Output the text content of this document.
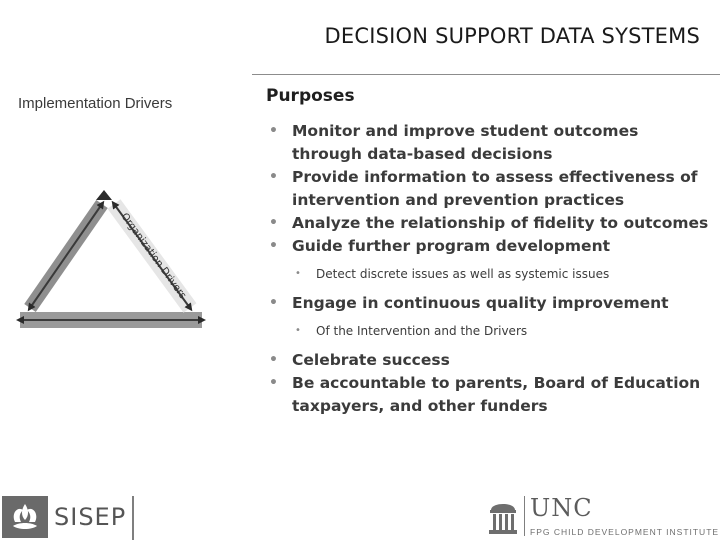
DECISION SUPPORT DATA SYSTEMS
Implementation Drivers
Organization Drivers
Purposes
• Monitor and improve student outcomes through data-based decisions
• Provide information to assess effectiveness of intervention and prevention practices
• Analyze the relationship of fidelity to outcomes
• Guide further program development
• Detect discrete issues as well as systemic issues
• Engage in continuous quality improvement
• Of the Intervention and the Drivers
• Celebrate success
• Be accountable to parents, Board of Education taxpayers, and other funders
SISEP	UNC
FPG CHILD DEVELOPMENT INSTITUTE
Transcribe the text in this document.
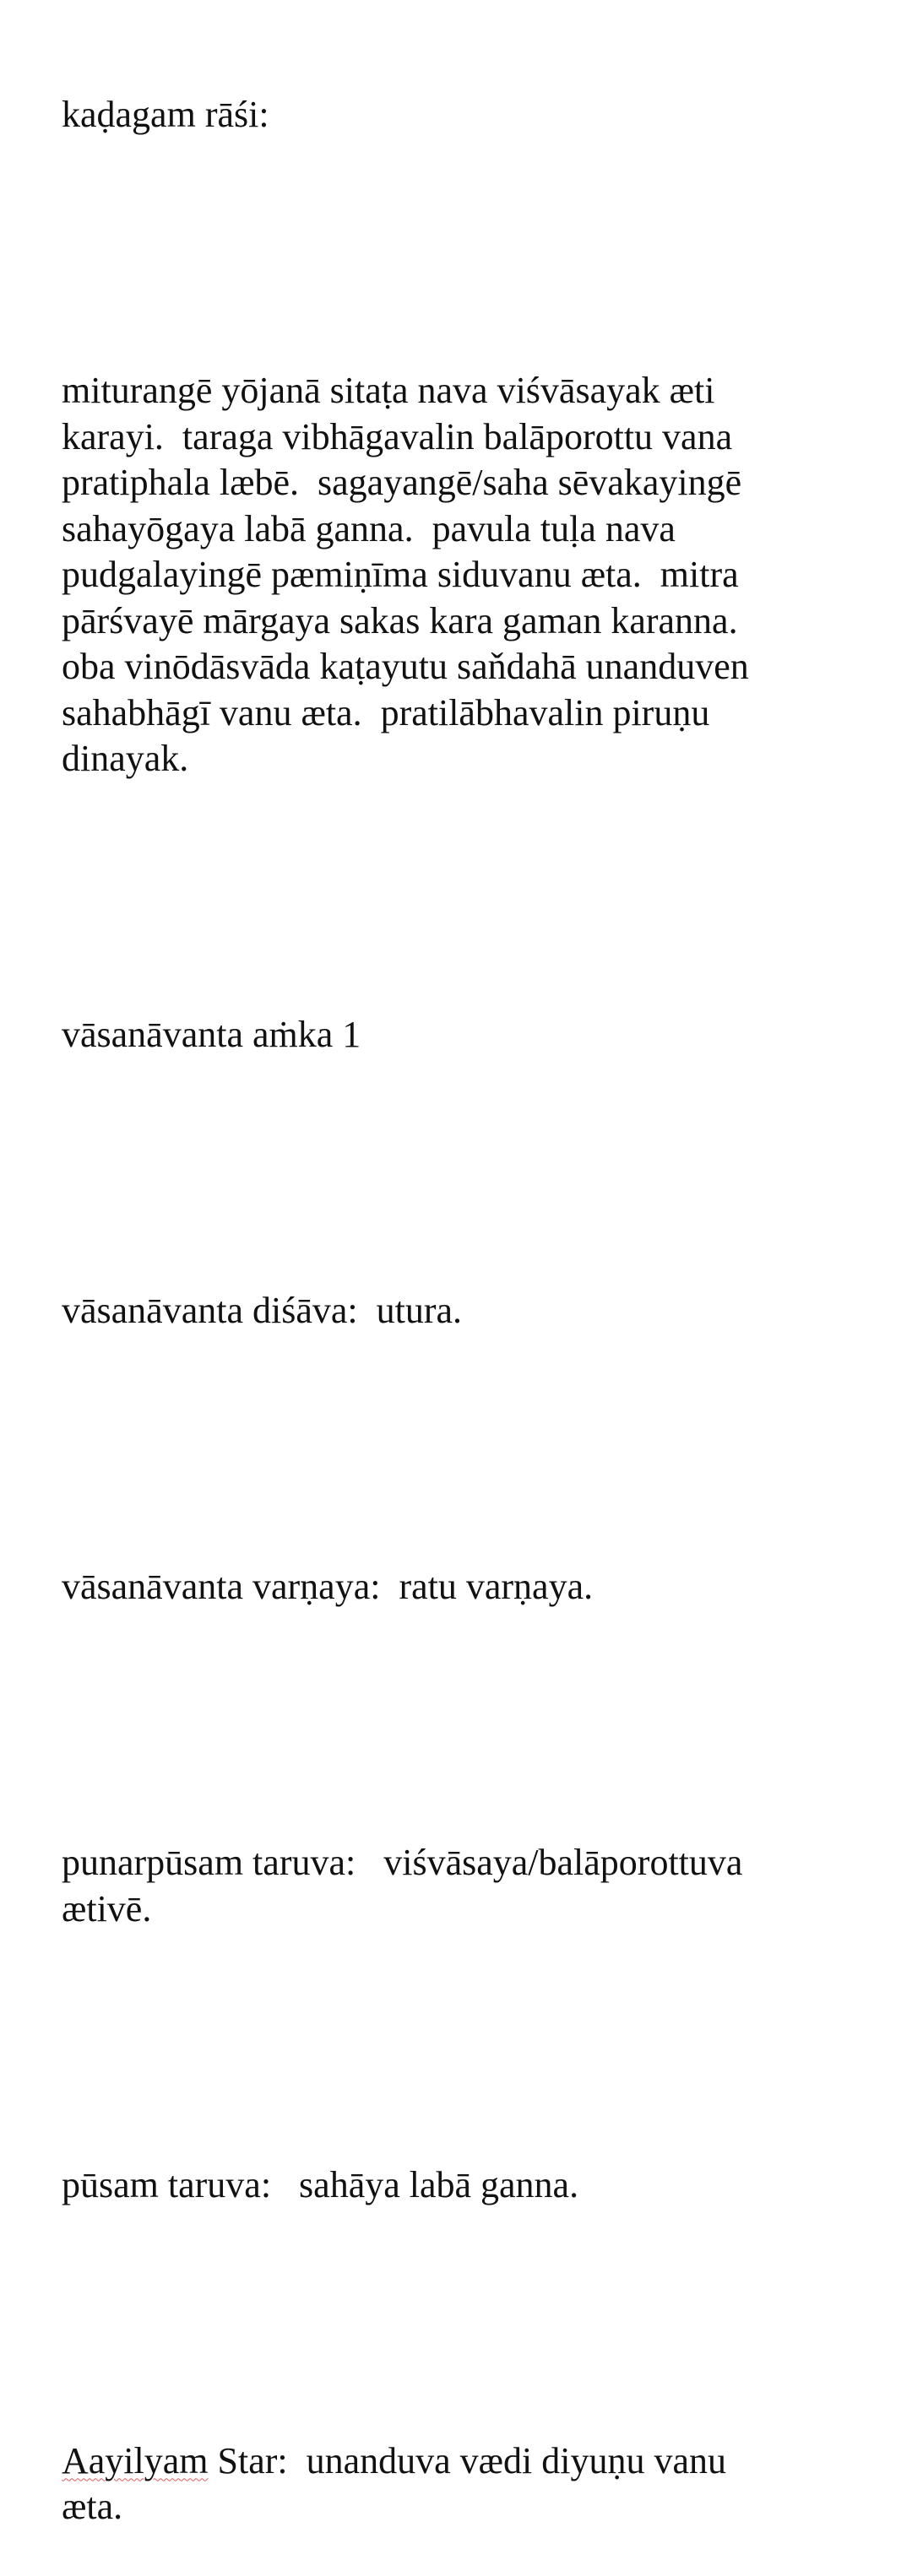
kaḍagam rāśi:

miturangē yōjanā sitaṭa nava viśvāsayak æti
karayi.  taraga vibhāgavalin balāporottu vana
pratiphala læbē.  sagayangē/saha sēvakayingē
sahayōgaya labā ganna.  pavula tuḷa nava
pudgalayingē pæmiṇīma siduvanu æta.  mitra
pārśvayē mārgaya sakas kara gaman karanna.
oba vinōdāsvāda kaṭayutu saňdahā unanduven
sahabhāgī vanu æta.  pratilābhavalin piruṇu
dinayak.

vāsanāvanta aṁka 1

vāsanāvanta diśāva:  utura.

vāsanāvanta varṇaya:  ratu varṇaya.

punarpūsam taruva:   viśvāsaya/balāporottuva
ætivē.

pūsam taruva:   sahāya labā ganna.

Aayilyam Star:  unanduva vædi diyuṇu vanu
æta.
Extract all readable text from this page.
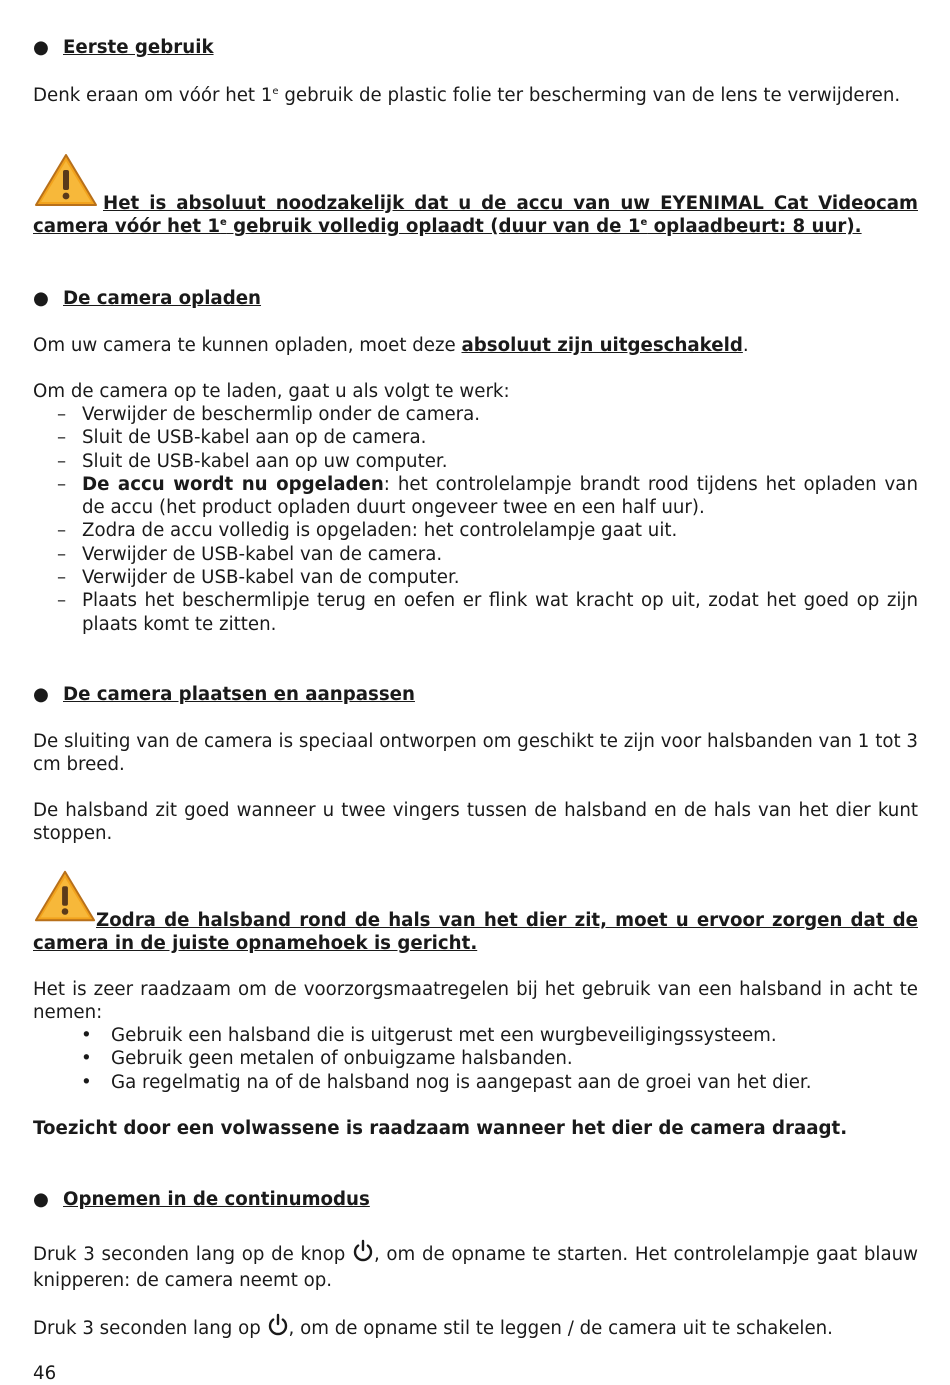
● Eerste gebruik

Denk eraan om vóór het 1e gebruik de plastic folie ter bescherming van de lens te verwijderen.

Het is absoluut noodzakelijk dat u de accu van uw EYENIMAL Cat Videocam camera vóór het 1e gebruik volledig oplaadt (duur van de 1e oplaadbeurt: 8 uur).

● De camera opladen

Om uw camera te kunnen opladen, moet deze absoluut zijn uitgeschakeld.

Om de camera op te laden, gaat u als volgt te werk:

– Verwijder de beschermlip onder de camera.
– Sluit de USB-kabel aan op de camera.
– Sluit de USB-kabel aan op uw computer.
– De accu wordt nu opgeladen: het controlelampje brandt rood tijdens het opladen van de accu (het product opladen duurt ongeveer twee en een half uur).
– Zodra de accu volledig is opgeladen: het controlelampje gaat uit.
– Verwijder de USB-kabel van de camera.
– Verwijder de USB-kabel van de computer.
– Plaats het beschermlipje terug en oefen er flink wat kracht op uit, zodat het goed op zijn plaats komt te zitten.
● De camera plaatsen en aanpassen

De sluiting van de camera is speciaal ontworpen om geschikt te zijn voor halsbanden van 1 tot 3 cm breed.

De halsband zit goed wanneer u twee vingers tussen de halsband en de hals van het dier kunt stoppen.

Zodra de halsband rond de hals van het dier zit, moet u ervoor zorgen dat de camera in de juiste opnamehoek is gericht.

Het is zeer raadzaam om de voorzorgsmaatregelen bij het gebruik van een halsband in acht te nemen:

• Gebruik een halsband die is uitgerust met een wurgbeveiligingssysteem.
• Gebruik geen metalen of onbuigzame halsbanden.
• Ga regelmatig na of de halsband nog is aangepast aan de groei van het dier.

Toezicht door een volwassene is raadzaam wanneer het dier de camera draagt.

● Opnemen in de continumodus

Druk 3 seconden lang op de knop , om de opname te starten. Het controlelampje gaat blauw knipperen: de camera neemt op.

Druk 3 seconden lang op , om de opname stil te leggen / de camera uit te schakelen.

46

● ● ● ● ● ● ●

• **Task goal**: Pictures excluded, quote all the data above exactly.

• **Expected output**:
Output the text content of this document.
DECISION SUPPORT DATA SYSTEMS
Implementation Drivers
Organization Drivers
Purposes
• Monitor and improve student outcomes through data-based decisions
• Provide information to assess effectiveness of intervention and prevention practices
• Analyze the relationship of fidelity to outcomes
• Guide further program development
• Detect discrete issues as well as systemic issues
• Engage in continuous quality improvement
• Of the Intervention and the Drivers
• Celebrate success
• Be accountable to parents, Board of Education taxpayers, and other funders
SISEP	UNC
FPG CHILD DEVELOPMENT INSTITUTE
Transcribe the text in this document.
kaḍagam rāśi:

miturangē yōjanā sitaṭa nava viśvāsayak æti
karayi.  taraga vibhāgavalin balāporottu vana
pratiphala læbē.  sagayangē/saha sēvakayingē
sahayōgaya labā ganna.  pavula tuḷa nava
pudgalayingē pæmiṇīma siduvanu æta.  mitra
pārśvayē mārgaya sakas kara gaman karanna.
oba vinōdāsvāda kaṭayutu saňdahā unanduven
sahabhāgī vanu æta.  pratilābhavalin piruṇu
dinayak.

vāsanāvanta aṁka 1

vāsanāvanta diśāva:  utura.

vāsanāvanta varṇaya:  ratu varṇaya.

punarpūsam taruva:   viśvāsaya/balāporottuva
ætivē.

pūsam taruva:   sahāya labā ganna.

Aayilyam Star:  unanduva vædi diyuṇu vanu
æta.
Extract all readable text from this page.
● Eerste gebruik

Denk eraan om vóór het 1e gebruik de plastic folie ter bescherming van de lens te verwijderen.

Het is absoluut noodzakelijk dat u de accu van uw EYENIMAL Cat Videocam camera vóór het 1e gebruik volledig oplaadt (duur van de 1e oplaadbeurt: 8 uur).

● De camera opladen

Om uw camera te kunnen opladen, moet deze absoluut zijn uitgeschakeld.

Om de camera op te laden, gaat u als volgt te werk:

– Verwijder de beschermlip onder de camera.
– Sluit de USB-kabel aan op de camera.
– Sluit de USB-kabel aan op uw computer.
– De accu wordt nu opgeladen: het controlelampje brandt rood tijdens het opladen van de accu (het product opladen duurt ongeveer twee en een half uur).
– Zodra de accu volledig is opgeladen: het controlelampje gaat uit.
– Verwijder de USB-kabel van de camera.
– Verwijder de USB-kabel van de computer.
– Plaats het beschermlipje terug en oefen er flink wat kracht op uit, zodat het goed op zijn plaats komt te zitten.
● De camera plaatsen en aanpassen

De sluiting van de camera is speciaal ontworpen om geschikt te zijn voor halsbanden van 1 tot 3 cm breed.

De halsband zit goed wanneer u twee vingers tussen de halsband en de hals van het dier kunt stoppen.

Zodra de halsband rond de hals van het dier zit, moet u ervoor zorgen dat de camera in de juiste opnamehoek is gericht.

Het is zeer raadzaam om de voorzorgsmaatregelen bij het gebruik van een halsband in acht te nemen:

• Gebruik een halsband die is uitgerust met een wurgbeveiligingssysteem.
• Gebruik geen metalen of onbuigzame halsbanden.
• Ga regelmatig na of de halsband nog is aangepast aan de groei van het dier.

Toezicht door een volwassene is raadzaam wanneer het dier de camera draagt.

● Opnemen in de continumodus

Druk 3 seconden lang op de knop , om de opname te starten. Het controlelampje gaat blauw knipperen: de camera neemt op.

Druk 3 seconden lang op , om de opname stil te leggen / de camera uit te schakelen.

46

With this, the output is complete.